● Job
Can you write out all the lines word for word, with no pictures?

· · ·

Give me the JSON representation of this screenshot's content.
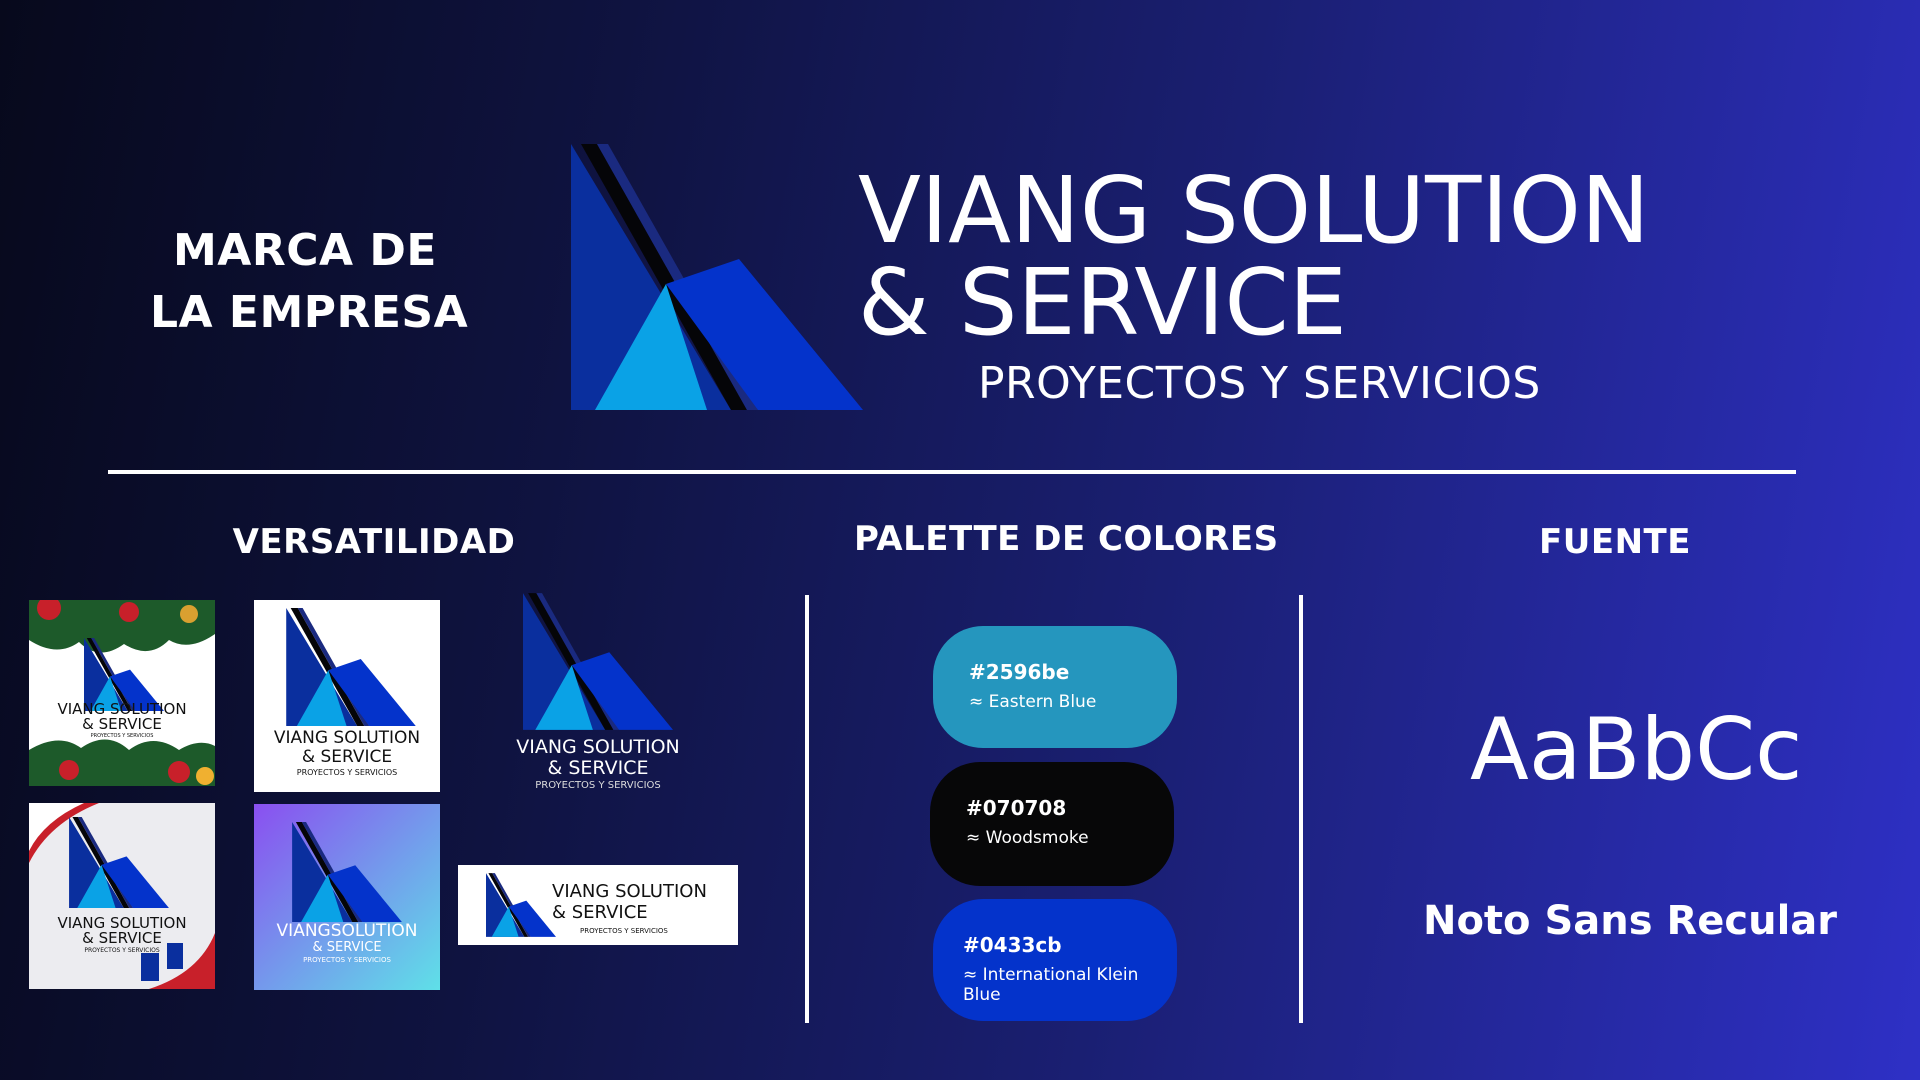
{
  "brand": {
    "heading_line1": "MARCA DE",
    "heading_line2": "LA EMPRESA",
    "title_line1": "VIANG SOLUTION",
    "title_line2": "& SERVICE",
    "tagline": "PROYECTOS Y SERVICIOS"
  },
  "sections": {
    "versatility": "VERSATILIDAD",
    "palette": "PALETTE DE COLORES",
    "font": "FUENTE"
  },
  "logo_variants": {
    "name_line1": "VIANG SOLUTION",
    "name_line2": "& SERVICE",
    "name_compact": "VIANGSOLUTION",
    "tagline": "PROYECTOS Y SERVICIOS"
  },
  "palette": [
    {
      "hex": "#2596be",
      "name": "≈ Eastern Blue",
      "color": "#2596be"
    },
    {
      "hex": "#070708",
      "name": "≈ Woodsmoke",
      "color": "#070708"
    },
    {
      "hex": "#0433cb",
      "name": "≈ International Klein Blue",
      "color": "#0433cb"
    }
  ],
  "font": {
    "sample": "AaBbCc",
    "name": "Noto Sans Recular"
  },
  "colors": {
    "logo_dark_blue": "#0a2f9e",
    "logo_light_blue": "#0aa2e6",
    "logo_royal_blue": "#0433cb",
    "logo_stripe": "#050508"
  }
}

· · ·

● Result
Give me the JSON representation of this screenshot's content.
{
  "brand": {
    "heading_line1": "MARCA DE",
    "heading_line2": "LA EMPRESA",
    "title_line1": "VIANG SOLUTION",
    "title_line2": "& SERVICE",
    "tagline": "PROYECTOS Y SERVICIOS"
  },
  "sections": {
    "versatility": "VERSATILIDAD",
    "palette": "PALETTE DE COLORES",
    "font": "FUENTE"
  },
  "logo_variants": {
    "name_line1": "VIANG SOLUTION",
    "name_line2": "& SERVICE",
    "name_compact": "VIANGSOLUTION",
    "tagline": "PROYECTOS Y SERVICIOS"
  },
  "palette": [
    {
      "hex": "#2596be",
      "name": "≈ Eastern Blue",
      "color": "#2596be"
    },
    {
      "hex": "#070708",
      "name": "≈ Woodsmoke",
      "color": "#070708"
    },
    {
      "hex": "#0433cb",
      "name": "≈ International Klein Blue",
      "color": "#0433cb"
    }
  ],
  "font": {
    "sample": "AaBbCc",
    "name": "Noto Sans Recular"
  },
  "colors": {
    "logo_dark_blue": "#0a2f9e",
    "logo_light_blue": "#0aa2e6",
    "logo_royal_blue": "#0433cb",
    "logo_stripe": "#050508"
  }
}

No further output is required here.